§ GOAL OF THE EXERCISE:
Copy out each line of the listing that has the word "JSON" in it.

§ Extracts from a graphics dataset:
━━━

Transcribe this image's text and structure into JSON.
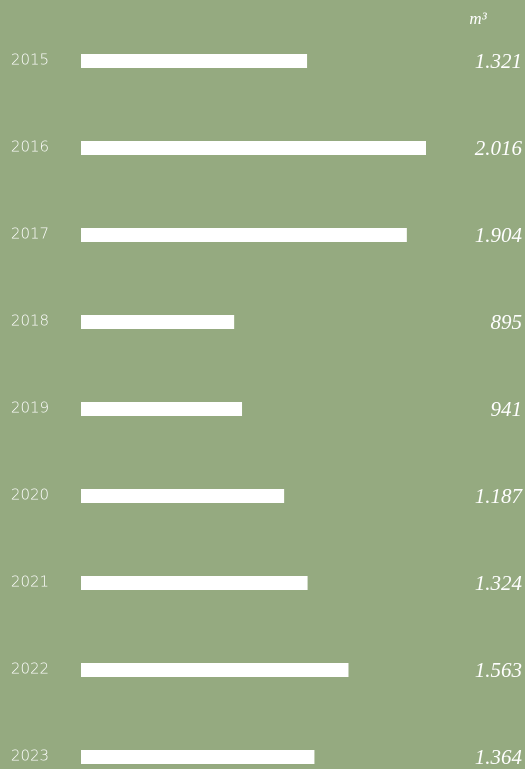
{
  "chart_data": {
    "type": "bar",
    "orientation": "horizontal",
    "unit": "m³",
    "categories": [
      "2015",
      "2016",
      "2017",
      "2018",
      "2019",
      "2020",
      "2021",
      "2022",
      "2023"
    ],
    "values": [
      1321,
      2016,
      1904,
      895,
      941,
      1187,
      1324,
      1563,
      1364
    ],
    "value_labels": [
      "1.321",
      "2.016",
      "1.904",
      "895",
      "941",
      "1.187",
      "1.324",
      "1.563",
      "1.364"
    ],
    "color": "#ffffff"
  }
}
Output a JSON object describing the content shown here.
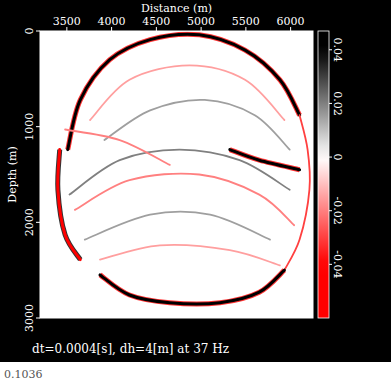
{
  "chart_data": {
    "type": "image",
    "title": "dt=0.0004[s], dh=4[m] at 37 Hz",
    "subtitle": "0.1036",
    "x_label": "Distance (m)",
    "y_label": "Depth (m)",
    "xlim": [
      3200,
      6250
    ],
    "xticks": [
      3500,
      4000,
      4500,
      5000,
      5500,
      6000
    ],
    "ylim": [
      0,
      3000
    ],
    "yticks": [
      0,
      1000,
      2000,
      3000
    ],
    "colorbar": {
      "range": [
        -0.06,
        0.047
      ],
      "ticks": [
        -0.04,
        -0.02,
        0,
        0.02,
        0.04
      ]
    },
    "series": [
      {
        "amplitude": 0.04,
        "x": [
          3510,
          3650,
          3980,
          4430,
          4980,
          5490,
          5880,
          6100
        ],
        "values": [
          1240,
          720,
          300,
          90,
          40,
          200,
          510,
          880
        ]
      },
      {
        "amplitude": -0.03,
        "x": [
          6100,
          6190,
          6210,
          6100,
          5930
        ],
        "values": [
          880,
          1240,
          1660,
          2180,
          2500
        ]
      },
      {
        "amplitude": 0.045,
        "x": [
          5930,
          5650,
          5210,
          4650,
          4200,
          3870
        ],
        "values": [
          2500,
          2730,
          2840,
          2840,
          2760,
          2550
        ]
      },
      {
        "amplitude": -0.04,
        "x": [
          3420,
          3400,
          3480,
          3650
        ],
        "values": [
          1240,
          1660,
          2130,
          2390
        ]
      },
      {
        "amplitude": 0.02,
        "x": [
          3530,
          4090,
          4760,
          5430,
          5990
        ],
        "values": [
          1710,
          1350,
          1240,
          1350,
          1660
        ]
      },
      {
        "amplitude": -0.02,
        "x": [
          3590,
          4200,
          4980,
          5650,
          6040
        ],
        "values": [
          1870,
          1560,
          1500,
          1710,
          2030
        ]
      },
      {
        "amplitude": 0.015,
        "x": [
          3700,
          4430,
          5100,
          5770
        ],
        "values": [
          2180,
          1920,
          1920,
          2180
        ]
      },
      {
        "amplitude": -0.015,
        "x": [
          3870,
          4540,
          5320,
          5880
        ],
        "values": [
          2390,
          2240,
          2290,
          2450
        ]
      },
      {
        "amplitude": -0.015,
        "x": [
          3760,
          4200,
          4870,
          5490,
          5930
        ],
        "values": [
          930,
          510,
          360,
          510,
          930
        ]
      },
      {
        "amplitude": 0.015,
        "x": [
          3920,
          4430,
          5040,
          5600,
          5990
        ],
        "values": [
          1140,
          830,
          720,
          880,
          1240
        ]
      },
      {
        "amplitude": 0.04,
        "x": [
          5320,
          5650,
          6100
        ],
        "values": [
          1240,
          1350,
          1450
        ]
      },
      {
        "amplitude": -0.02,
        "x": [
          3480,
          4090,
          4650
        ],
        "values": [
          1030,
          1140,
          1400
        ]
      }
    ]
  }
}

━━━

§ PROBLEM SOLUTION:
Transcribe this image's text and structure into JSON.
Output a JSON object describing the content shown here.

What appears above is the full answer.